#### [Aim]
Output every line of the following items verbatim, omitting nothing and altering nothing.
^^^^^^^^
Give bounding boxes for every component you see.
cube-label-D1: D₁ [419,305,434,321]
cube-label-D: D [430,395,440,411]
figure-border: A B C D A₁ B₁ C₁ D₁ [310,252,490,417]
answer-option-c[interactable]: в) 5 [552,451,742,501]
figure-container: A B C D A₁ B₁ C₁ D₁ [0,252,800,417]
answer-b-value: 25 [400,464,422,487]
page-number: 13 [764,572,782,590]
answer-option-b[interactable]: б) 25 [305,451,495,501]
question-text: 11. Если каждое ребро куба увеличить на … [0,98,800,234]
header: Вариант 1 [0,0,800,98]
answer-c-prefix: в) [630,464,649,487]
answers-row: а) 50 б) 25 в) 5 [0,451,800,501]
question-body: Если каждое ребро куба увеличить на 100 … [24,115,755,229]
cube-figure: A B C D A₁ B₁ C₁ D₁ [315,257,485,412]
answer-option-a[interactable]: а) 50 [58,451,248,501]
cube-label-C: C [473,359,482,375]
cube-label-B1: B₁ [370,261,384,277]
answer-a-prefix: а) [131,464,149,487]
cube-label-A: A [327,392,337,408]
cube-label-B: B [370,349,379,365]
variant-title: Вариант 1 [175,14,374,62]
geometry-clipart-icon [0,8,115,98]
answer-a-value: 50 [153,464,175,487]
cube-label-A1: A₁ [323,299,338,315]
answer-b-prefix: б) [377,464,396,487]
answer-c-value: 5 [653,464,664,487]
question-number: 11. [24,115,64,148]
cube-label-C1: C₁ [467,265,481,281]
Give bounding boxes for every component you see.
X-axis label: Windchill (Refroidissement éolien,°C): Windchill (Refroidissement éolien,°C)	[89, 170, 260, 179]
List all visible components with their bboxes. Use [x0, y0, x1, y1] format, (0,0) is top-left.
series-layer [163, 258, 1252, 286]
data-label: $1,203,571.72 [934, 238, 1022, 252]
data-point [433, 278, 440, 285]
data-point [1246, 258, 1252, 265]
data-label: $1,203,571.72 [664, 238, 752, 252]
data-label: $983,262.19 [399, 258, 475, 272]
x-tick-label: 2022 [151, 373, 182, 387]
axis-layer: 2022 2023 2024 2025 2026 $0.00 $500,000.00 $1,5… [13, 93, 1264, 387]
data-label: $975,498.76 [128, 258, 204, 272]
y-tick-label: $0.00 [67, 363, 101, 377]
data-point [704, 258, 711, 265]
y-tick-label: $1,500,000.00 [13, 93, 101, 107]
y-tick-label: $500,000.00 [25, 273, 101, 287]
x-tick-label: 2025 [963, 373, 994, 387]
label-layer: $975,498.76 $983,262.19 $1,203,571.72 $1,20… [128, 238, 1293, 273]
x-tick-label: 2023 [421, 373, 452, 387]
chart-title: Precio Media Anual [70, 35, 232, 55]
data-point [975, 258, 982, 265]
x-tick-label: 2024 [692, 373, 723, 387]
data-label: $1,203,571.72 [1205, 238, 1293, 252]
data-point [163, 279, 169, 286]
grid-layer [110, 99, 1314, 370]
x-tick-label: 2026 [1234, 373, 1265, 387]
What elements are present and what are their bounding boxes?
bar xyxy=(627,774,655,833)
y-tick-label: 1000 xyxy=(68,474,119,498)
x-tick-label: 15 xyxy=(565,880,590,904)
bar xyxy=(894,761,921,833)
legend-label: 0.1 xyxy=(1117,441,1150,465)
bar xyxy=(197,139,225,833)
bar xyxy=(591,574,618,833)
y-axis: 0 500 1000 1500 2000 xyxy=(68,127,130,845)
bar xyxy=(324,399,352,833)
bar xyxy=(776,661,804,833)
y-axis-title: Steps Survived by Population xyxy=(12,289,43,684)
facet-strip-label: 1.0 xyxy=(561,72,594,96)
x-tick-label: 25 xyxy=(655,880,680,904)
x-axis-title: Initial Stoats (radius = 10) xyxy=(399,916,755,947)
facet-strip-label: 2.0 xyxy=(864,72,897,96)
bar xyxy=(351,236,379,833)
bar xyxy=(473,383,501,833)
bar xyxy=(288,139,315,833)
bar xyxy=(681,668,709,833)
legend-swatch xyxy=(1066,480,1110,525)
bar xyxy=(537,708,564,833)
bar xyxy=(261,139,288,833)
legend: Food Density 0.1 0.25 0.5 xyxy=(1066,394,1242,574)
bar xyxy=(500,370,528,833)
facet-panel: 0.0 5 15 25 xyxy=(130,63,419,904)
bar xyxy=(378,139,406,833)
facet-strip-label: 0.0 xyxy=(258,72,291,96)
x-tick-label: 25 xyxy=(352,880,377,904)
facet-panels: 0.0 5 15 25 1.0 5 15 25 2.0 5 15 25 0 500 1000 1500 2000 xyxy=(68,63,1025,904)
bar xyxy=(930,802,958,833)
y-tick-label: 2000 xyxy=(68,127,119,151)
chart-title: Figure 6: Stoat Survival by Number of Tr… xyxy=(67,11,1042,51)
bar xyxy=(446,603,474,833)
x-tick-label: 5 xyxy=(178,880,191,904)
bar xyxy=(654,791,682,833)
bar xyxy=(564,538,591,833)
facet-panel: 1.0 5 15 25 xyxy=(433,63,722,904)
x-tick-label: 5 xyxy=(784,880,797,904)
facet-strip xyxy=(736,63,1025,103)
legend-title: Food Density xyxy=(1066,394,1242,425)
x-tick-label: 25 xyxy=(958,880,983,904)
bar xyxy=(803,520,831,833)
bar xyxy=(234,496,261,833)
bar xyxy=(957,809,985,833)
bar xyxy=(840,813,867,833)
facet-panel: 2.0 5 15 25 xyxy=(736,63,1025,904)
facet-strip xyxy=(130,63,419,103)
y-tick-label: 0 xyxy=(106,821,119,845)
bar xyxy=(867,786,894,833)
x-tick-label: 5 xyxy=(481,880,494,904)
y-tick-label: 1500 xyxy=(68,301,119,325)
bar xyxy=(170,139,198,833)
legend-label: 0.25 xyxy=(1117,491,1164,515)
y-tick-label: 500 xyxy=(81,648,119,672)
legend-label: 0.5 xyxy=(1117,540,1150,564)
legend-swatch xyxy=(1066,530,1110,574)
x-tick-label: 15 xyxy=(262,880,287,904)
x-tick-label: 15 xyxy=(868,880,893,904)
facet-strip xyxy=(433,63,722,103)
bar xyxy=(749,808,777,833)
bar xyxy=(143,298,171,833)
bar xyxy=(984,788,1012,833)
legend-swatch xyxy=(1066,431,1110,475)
^^^^^^^^
#### [The reply]
Give bounding boxes for every component you see.
cube-label-D1: D₁ [419,305,434,321]
cube-label-D: D [430,395,440,411]
figure-border: A B C D A₁ B₁ C₁ D₁ [310,252,490,417]
answer-option-c[interactable]: в) 5 [552,451,742,501]
figure-container: A B C D A₁ B₁ C₁ D₁ [0,252,800,417]
answer-b-value: 25 [400,464,422,487]
page-number: 13 [764,572,782,590]
answer-option-b[interactable]: б) 25 [305,451,495,501]
question-text: 11. Если каждое ребро куба увеличить на … [0,98,800,234]
header: Вариант 1 [0,0,800,98]
answer-c-prefix: в) [630,464,649,487]
answers-row: а) 50 б) 25 в) 5 [0,451,800,501]
question-body: Если каждое ребро куба увеличить на 100 … [24,115,755,229]
cube-figure: A B C D A₁ B₁ C₁ D₁ [315,257,485,412]
answer-option-a[interactable]: а) 50 [58,451,248,501]
cube-label-C: C [473,359,482,375]
cube-label-B1: B₁ [370,261,384,277]
answer-a-prefix: а) [131,464,149,487]
cube-label-A: A [327,392,337,408]
cube-label-B: B [370,349,379,365]
variant-title: Вариант 1 [175,14,374,62]
geometry-clipart-icon [0,8,115,98]
answer-a-value: 50 [153,464,175,487]
cube-label-A1: A₁ [323,299,338,315]
answer-b-prefix: б) [377,464,396,487]
answer-c-value: 5 [653,464,664,487]
question-number: 11. [24,115,64,148]
cube-label-C1: C₁ [467,265,481,281]
Give bounding boxes for every component you see.
X-axis label: Windchill (Refroidissement éolien,°C): Windchill (Refroidissement éolien,°C)	[89, 170, 260, 179]
List all visible components with their bboxes. Use [x0, y0, x1, y1] format, (0,0) is top-left.
series-layer [163, 258, 1252, 286]
data-label: $1,203,571.72 [934, 238, 1022, 252]
data-point [433, 278, 440, 285]
data-point [1246, 258, 1252, 265]
data-label: $1,203,571.72 [664, 238, 752, 252]
data-label: $983,262.19 [399, 258, 475, 272]
x-tick-label: 2022 [151, 373, 182, 387]
axis-layer: 2022 2023 2024 2025 2026 $0.00 $500,000.00 $1,5… [13, 93, 1264, 387]
data-label: $975,498.76 [128, 258, 204, 272]
y-tick-label: $0.00 [67, 363, 101, 377]
data-point [704, 258, 711, 265]
y-tick-label: $1,500,000.00 [13, 93, 101, 107]
y-tick-label: $500,000.00 [25, 273, 101, 287]
x-tick-label: 2025 [963, 373, 994, 387]
label-layer: $975,498.76 $983,262.19 $1,203,571.72 $1,20… [128, 238, 1293, 273]
x-tick-label: 2023 [421, 373, 452, 387]
chart-title: Precio Media Anual [70, 35, 232, 55]
data-point [975, 258, 982, 265]
x-tick-label: 2024 [692, 373, 723, 387]
data-label: $1,203,571.72 [1205, 238, 1293, 252]
data-point [163, 279, 169, 286]
grid-layer [110, 99, 1314, 370]
x-tick-label: 2026 [1234, 373, 1265, 387]
What elements are present and what are their bounding boxes?
bar xyxy=(627,774,655,833)
y-tick-label: 1000 xyxy=(68,474,119,498)
x-tick-label: 15 xyxy=(565,880,590,904)
bar xyxy=(894,761,921,833)
legend-label: 0.1 xyxy=(1117,441,1150,465)
bar xyxy=(197,139,225,833)
bar xyxy=(591,574,618,833)
y-axis: 0 500 1000 1500 2000 xyxy=(68,127,130,845)
bar xyxy=(324,399,352,833)
bar xyxy=(776,661,804,833)
y-axis-title: Steps Survived by Population xyxy=(12,289,43,684)
facet-strip-label: 1.0 xyxy=(561,72,594,96)
x-tick-label: 25 xyxy=(655,880,680,904)
x-axis-title: Initial Stoats (radius = 10) xyxy=(399,916,755,947)
facet-strip-label: 2.0 xyxy=(864,72,897,96)
bar xyxy=(351,236,379,833)
bar xyxy=(473,383,501,833)
bar xyxy=(288,139,315,833)
bar xyxy=(681,668,709,833)
legend-swatch xyxy=(1066,480,1110,525)
bar xyxy=(537,708,564,833)
bar xyxy=(261,139,288,833)
legend: Food Density 0.1 0.25 0.5 xyxy=(1066,394,1242,574)
bar xyxy=(500,370,528,833)
facet-panel: 0.0 5 15 25 xyxy=(130,63,419,904)
bar xyxy=(378,139,406,833)
facet-strip-label: 0.0 xyxy=(258,72,291,96)
x-tick-label: 25 xyxy=(352,880,377,904)
facet-panels: 0.0 5 15 25 1.0 5 15 25 2.0 5 15 25 0 500 1000 1500 2000 xyxy=(68,63,1025,904)
bar xyxy=(930,802,958,833)
y-tick-label: 2000 xyxy=(68,127,119,151)
chart-title: Figure 6: Stoat Survival by Number of Tr… xyxy=(67,11,1042,51)
bar xyxy=(446,603,474,833)
x-tick-label: 5 xyxy=(178,880,191,904)
bar xyxy=(654,791,682,833)
bar xyxy=(564,538,591,833)
facet-panel: 1.0 5 15 25 xyxy=(433,63,722,904)
x-tick-label: 5 xyxy=(784,880,797,904)
facet-strip xyxy=(736,63,1025,103)
legend-title: Food Density xyxy=(1066,394,1242,425)
x-tick-label: 25 xyxy=(958,880,983,904)
bar xyxy=(803,520,831,833)
bar xyxy=(234,496,261,833)
bar xyxy=(957,809,985,833)
bar xyxy=(840,813,867,833)
facet-panel: 2.0 5 15 25 xyxy=(736,63,1025,904)
facet-strip xyxy=(130,63,419,103)
y-tick-label: 0 xyxy=(106,821,119,845)
bar xyxy=(867,786,894,833)
x-tick-label: 5 xyxy=(481,880,494,904)
y-tick-label: 1500 xyxy=(68,301,119,325)
bar xyxy=(170,139,198,833)
legend-label: 0.25 xyxy=(1117,491,1164,515)
y-tick-label: 500 xyxy=(81,648,119,672)
legend-label: 0.5 xyxy=(1117,540,1150,564)
legend-swatch xyxy=(1066,530,1110,574)
x-tick-label: 15 xyxy=(262,880,287,904)
x-tick-label: 15 xyxy=(868,880,893,904)
facet-strip xyxy=(433,63,722,103)
bar xyxy=(749,808,777,833)
bar xyxy=(143,298,171,833)
bar xyxy=(984,788,1012,833)
legend-swatch xyxy=(1066,431,1110,475)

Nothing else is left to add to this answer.